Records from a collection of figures
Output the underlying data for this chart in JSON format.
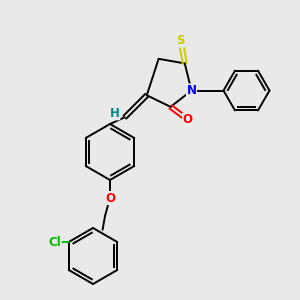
{
  "bg_color": "#e9e9e9",
  "atom_colors": {
    "S": "#cccc00",
    "N": "#0000ff",
    "O": "#ff0000",
    "Cl": "#00bb00",
    "H": "#008888",
    "C": "#000000"
  },
  "bond_color": "#000000",
  "bond_width": 1.4,
  "font_size": 8.5
}
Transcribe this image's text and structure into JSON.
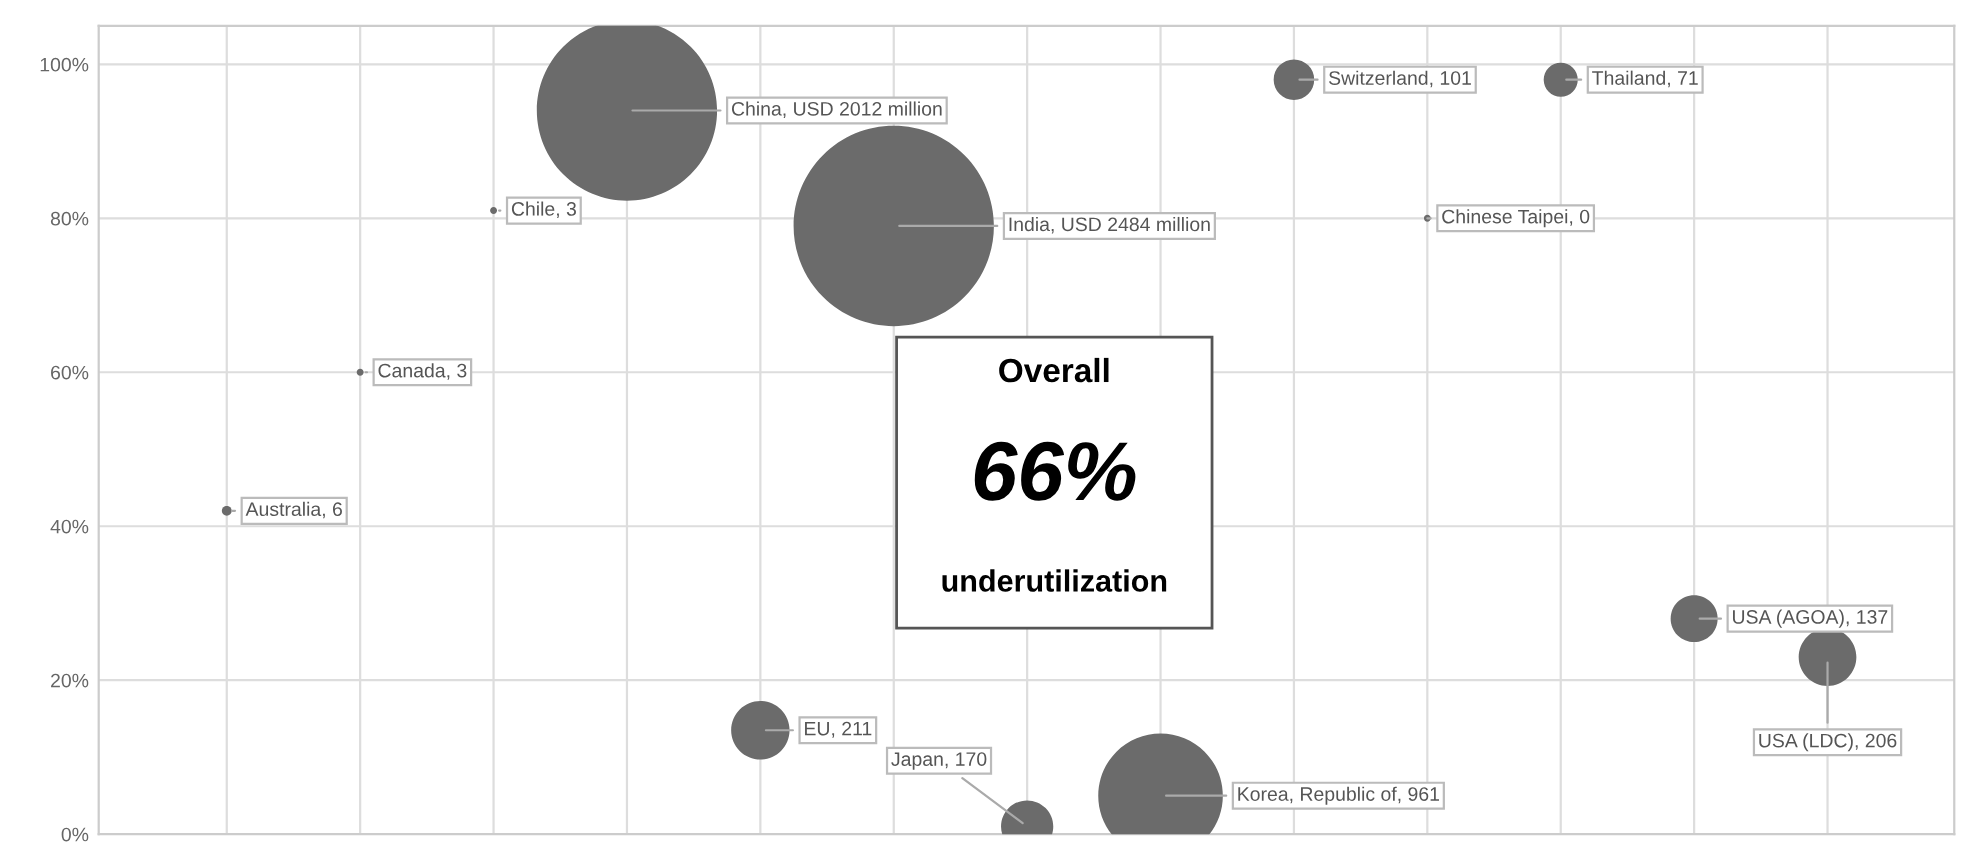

GIVEN INSTRUCTION: Pictures stay out; reproduce every line of the records exactly.

WRITTEN ANSWER:
Output the underlying data for this chart in JSON format.
{
  "bg_color": "#e9e9e9",
  "atom_colors": {
    "S": "#cccc00",
    "N": "#0000ff",
    "O": "#ff0000",
    "Cl": "#00bb00",
    "H": "#008888",
    "C": "#000000"
  },
  "bond_color": "#000000",
  "bond_width": 1.4,
  "font_size": 8.5
}
Transcribe this image's text and structure into JSON.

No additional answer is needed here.